Data entries:
============

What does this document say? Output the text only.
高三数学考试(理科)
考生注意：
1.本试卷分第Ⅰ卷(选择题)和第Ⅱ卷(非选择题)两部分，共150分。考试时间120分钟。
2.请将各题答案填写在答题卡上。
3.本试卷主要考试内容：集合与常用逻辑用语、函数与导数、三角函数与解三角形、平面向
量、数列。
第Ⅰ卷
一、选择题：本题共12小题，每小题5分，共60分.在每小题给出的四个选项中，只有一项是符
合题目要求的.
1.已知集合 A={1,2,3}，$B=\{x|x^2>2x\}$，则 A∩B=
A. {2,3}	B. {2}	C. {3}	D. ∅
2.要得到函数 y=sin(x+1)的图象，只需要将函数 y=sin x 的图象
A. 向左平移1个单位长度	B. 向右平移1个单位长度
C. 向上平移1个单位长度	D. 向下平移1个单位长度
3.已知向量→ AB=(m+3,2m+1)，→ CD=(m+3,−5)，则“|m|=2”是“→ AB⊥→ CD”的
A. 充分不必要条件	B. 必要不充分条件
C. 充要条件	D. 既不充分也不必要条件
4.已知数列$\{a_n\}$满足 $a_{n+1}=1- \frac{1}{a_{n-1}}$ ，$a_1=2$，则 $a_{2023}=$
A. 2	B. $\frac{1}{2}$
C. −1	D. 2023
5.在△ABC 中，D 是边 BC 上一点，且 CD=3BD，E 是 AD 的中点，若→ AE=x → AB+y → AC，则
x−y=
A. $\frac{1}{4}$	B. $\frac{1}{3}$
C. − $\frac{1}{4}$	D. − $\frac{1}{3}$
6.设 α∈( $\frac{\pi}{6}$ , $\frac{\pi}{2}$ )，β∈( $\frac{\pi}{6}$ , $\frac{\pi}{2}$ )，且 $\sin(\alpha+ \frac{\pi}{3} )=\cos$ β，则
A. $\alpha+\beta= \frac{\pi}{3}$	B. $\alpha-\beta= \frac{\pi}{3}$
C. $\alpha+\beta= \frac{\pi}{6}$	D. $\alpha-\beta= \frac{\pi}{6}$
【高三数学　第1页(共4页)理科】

============

Written exercise:
Send back every record, precisely as written.

Full output:
What does this document say? Output the text only.
高三数学考试(理科)
考生注意：
1.本试卷分第Ⅰ卷(选择题)和第Ⅱ卷(非选择题)两部分，共150分。考试时间120分钟。
2.请将各题答案填写在答题卡上。
3.本试卷主要考试内容：集合与常用逻辑用语、函数与导数、三角函数与解三角形、平面向
量、数列。
第Ⅰ卷
一、选择题：本题共12小题，每小题5分，共60分.在每小题给出的四个选项中，只有一项是符
合题目要求的.
1.已知集合 A={1,2,3}，$B=\{x|x^2>2x\}$，则 A∩B=
A. {2,3}	B. {2}	C. {3}	D. ∅
2.要得到函数 y=sin(x+1)的图象，只需要将函数 y=sin x 的图象
A. 向左平移1个单位长度	B. 向右平移1个单位长度
C. 向上平移1个单位长度	D. 向下平移1个单位长度
3.已知向量→ AB=(m+3,2m+1)，→ CD=(m+3,−5)，则“|m|=2”是“→ AB⊥→ CD”的
A. 充分不必要条件	B. 必要不充分条件
C. 充要条件	D. 既不充分也不必要条件
4.已知数列$\{a_n\}$满足 $a_{n+1}=1- \frac{1}{a_{n-1}}$ ，$a_1=2$，则 $a_{2023}=$
A. 2	B. $\frac{1}{2}$
C. −1	D. 2023
5.在△ABC 中，D 是边 BC 上一点，且 CD=3BD，E 是 AD 的中点，若→ AE=x → AB+y → AC，则
x−y=
A. $\frac{1}{4}$	B. $\frac{1}{3}$
C. − $\frac{1}{4}$	D. − $\frac{1}{3}$
6.设 α∈( $\frac{\pi}{6}$ , $\frac{\pi}{2}$ )，β∈( $\frac{\pi}{6}$ , $\frac{\pi}{2}$ )，且 $\sin(\alpha+ \frac{\pi}{3} )=\cos$ β，则
A. $\alpha+\beta= \frac{\pi}{3}$	B. $\alpha-\beta= \frac{\pi}{3}$
C. $\alpha+\beta= \frac{\pi}{6}$	D. $\alpha-\beta= \frac{\pi}{6}$
【高三数学　第1页(共4页)理科】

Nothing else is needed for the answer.